→ **Exercise aim**
Write out all records as given; omit images.

Collection entries

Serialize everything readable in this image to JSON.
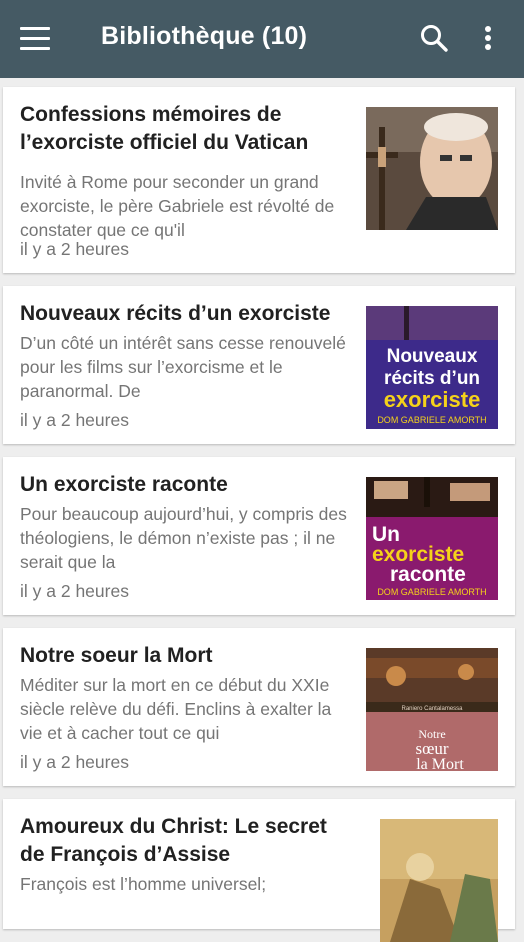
{
  "appbar": {
    "title": "Bibliothèque (10)",
    "menu_icon": "hamburger-menu-icon",
    "search_icon": "search-icon",
    "more_icon": "more-vert-icon",
    "color": "#455a64"
  },
  "books": [
    {
      "title": "Confessions mémoires de l’exorciste officiel du Vatican",
      "excerpt": "Invité à Rome pour seconder un grand exorciste, le père Gabriele est révolté de constater que ce qu'il",
      "time": "il y a 2 heures"
    },
    {
      "title": "Nouveaux récits d’un exorciste",
      "excerpt": "D’un côté un intérêt sans cesse renouvelé pour les films sur l’exorcisme et le paranormal. De",
      "time": "il y a 2 heures",
      "cover": {
        "line1": "Nouveaux",
        "line2": "récits d’un",
        "line3": "exorciste",
        "author": "DOM GABRIELE AMORTH"
      }
    },
    {
      "title": "Un exorciste raconte",
      "excerpt": "Pour beaucoup aujourd’hui, y compris des théologiens, le démon n’existe pas ; il ne serait que la",
      "time": "il y a 2 heures",
      "cover": {
        "line1": "Un",
        "line2": "exorciste",
        "line3": "raconte",
        "author": "DOM GABRIELE AMORTH"
      }
    },
    {
      "title": "Notre soeur la Mort",
      "excerpt": "Méditer sur la mort en ce début du XXIe siècle relève du défi. Enclins à exalter la vie et à cacher tout ce qui",
      "time": "il y a 2 heures",
      "cover": {
        "author": "Raniero Cantalamessa",
        "line1": "Notre",
        "line2": "sœur",
        "line3": "la Mort"
      }
    },
    {
      "title": "Amoureux du Christ: Le secret de François d’Assise",
      "excerpt": "François est l’homme universel;",
      "time": ""
    }
  ]
}
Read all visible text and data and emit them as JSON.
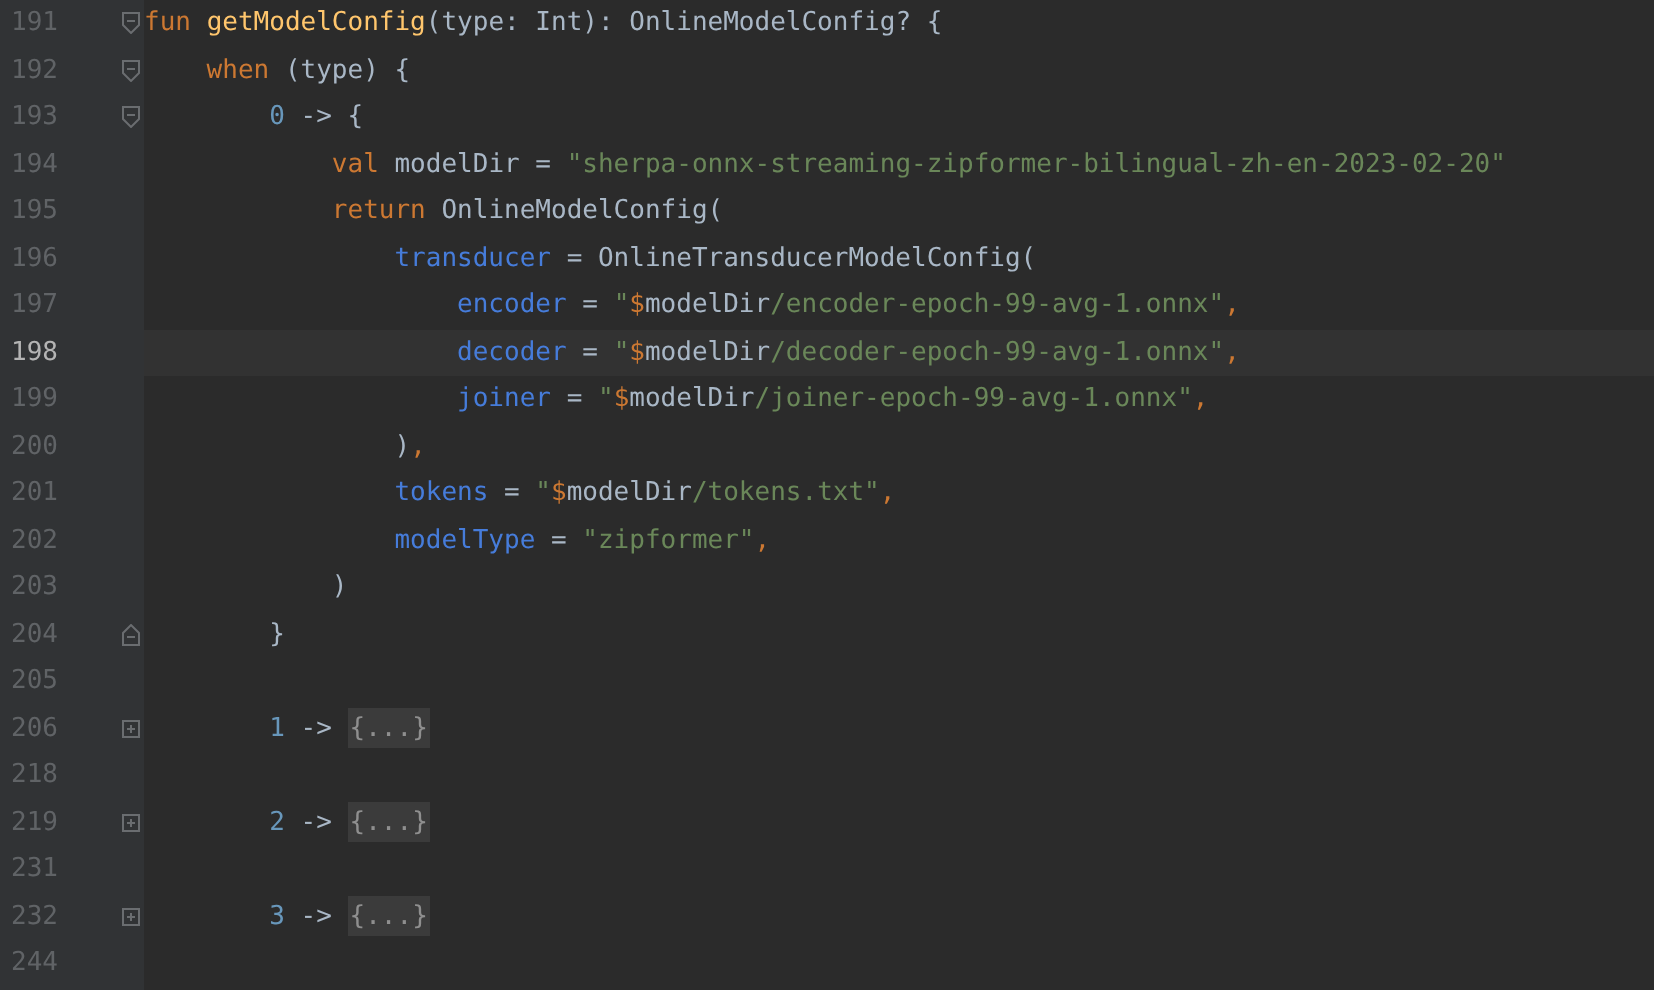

→ **Final result**
Serialize everything readable in this image to JSON.
{
  "appbar": {
    "title": "Bibliothèque (10)",
    "menu_icon": "hamburger-menu-icon",
    "search_icon": "search-icon",
    "more_icon": "more-vert-icon",
    "color": "#455a64"
  },
  "books": [
    {
      "title": "Confessions mémoires de l’exorciste officiel du Vatican",
      "excerpt": "Invité à Rome pour seconder un grand exorciste, le père Gabriele est révolté de constater que ce qu'il",
      "time": "il y a 2 heures"
    },
    {
      "title": "Nouveaux récits d’un exorciste",
      "excerpt": "D’un côté un intérêt sans cesse renouvelé pour les films sur l’exorcisme et le paranormal. De",
      "time": "il y a 2 heures",
      "cover": {
        "line1": "Nouveaux",
        "line2": "récits d’un",
        "line3": "exorciste",
        "author": "DOM GABRIELE AMORTH"
      }
    },
    {
      "title": "Un exorciste raconte",
      "excerpt": "Pour beaucoup aujourd’hui, y compris des théologiens, le démon n’existe pas ; il ne serait que la",
      "time": "il y a 2 heures",
      "cover": {
        "line1": "Un",
        "line2": "exorciste",
        "line3": "raconte",
        "author": "DOM GABRIELE AMORTH"
      }
    },
    {
      "title": "Notre soeur la Mort",
      "excerpt": "Méditer sur la mort en ce début du XXIe siècle relève du défi. Enclins à exalter la vie et à cacher tout ce qui",
      "time": "il y a 2 heures",
      "cover": {
        "author": "Raniero Cantalamessa",
        "line1": "Notre",
        "line2": "sœur",
        "line3": "la Mort"
      }
    },
    {
      "title": "Amoureux du Christ: Le secret de François d’Assise",
      "excerpt": "François est l’homme universel;",
      "time": ""
    }
  ]
}
Read all visible text and data and emit them as JSON.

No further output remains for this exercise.